## begin
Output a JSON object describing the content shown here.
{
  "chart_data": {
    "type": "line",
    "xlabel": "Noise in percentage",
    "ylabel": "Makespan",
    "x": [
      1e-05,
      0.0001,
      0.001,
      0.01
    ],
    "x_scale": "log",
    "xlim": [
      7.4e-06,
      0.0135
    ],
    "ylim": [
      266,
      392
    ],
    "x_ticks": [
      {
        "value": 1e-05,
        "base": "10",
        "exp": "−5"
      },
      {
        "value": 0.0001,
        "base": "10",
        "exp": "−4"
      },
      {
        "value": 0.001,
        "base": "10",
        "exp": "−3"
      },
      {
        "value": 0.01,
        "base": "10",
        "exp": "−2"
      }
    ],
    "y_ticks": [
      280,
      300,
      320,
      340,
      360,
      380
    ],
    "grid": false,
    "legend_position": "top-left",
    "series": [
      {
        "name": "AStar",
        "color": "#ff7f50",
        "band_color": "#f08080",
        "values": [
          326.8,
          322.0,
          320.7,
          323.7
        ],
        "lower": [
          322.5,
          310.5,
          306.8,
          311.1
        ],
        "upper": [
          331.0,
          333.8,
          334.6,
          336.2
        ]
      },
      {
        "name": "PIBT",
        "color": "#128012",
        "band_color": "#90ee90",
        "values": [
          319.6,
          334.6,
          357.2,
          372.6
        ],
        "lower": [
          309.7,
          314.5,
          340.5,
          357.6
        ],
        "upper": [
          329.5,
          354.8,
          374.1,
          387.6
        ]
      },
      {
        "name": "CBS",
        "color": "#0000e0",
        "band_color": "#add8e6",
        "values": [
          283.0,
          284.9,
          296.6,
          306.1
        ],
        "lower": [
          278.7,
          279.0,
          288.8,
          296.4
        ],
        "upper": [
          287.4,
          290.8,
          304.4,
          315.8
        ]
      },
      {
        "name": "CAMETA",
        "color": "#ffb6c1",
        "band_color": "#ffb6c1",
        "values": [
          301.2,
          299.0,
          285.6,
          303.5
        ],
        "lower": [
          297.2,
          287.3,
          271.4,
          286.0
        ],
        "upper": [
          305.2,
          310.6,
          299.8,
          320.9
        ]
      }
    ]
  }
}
## end
Prompt: Set down the entries above again, word for word.

Output:
Output a JSON object describing the content shown here.
{
  "chart_data": {
    "type": "line",
    "xlabel": "Noise in percentage",
    "ylabel": "Makespan",
    "x": [
      1e-05,
      0.0001,
      0.001,
      0.01
    ],
    "x_scale": "log",
    "xlim": [
      7.4e-06,
      0.0135
    ],
    "ylim": [
      266,
      392
    ],
    "x_ticks": [
      {
        "value": 1e-05,
        "base": "10",
        "exp": "−5"
      },
      {
        "value": 0.0001,
        "base": "10",
        "exp": "−4"
      },
      {
        "value": 0.001,
        "base": "10",
        "exp": "−3"
      },
      {
        "value": 0.01,
        "base": "10",
        "exp": "−2"
      }
    ],
    "y_ticks": [
      280,
      300,
      320,
      340,
      360,
      380
    ],
    "grid": false,
    "legend_position": "top-left",
    "series": [
      {
        "name": "AStar",
        "color": "#ff7f50",
        "band_color": "#f08080",
        "values": [
          326.8,
          322.0,
          320.7,
          323.7
        ],
        "lower": [
          322.5,
          310.5,
          306.8,
          311.1
        ],
        "upper": [
          331.0,
          333.8,
          334.6,
          336.2
        ]
      },
      {
        "name": "PIBT",
        "color": "#128012",
        "band_color": "#90ee90",
        "values": [
          319.6,
          334.6,
          357.2,
          372.6
        ],
        "lower": [
          309.7,
          314.5,
          340.5,
          357.6
        ],
        "upper": [
          329.5,
          354.8,
          374.1,
          387.6
        ]
      },
      {
        "name": "CBS",
        "color": "#0000e0",
        "band_color": "#add8e6",
        "values": [
          283.0,
          284.9,
          296.6,
          306.1
        ],
        "lower": [
          278.7,
          279.0,
          288.8,
          296.4
        ],
        "upper": [
          287.4,
          290.8,
          304.4,
          315.8
        ]
      },
      {
        "name": "CAMETA",
        "color": "#ffb6c1",
        "band_color": "#ffb6c1",
        "values": [
          301.2,
          299.0,
          285.6,
          303.5
        ],
        "lower": [
          297.2,
          287.3,
          271.4,
          286.0
        ],
        "upper": [
          305.2,
          310.6,
          299.8,
          320.9
        ]
      }
    ]
  }
}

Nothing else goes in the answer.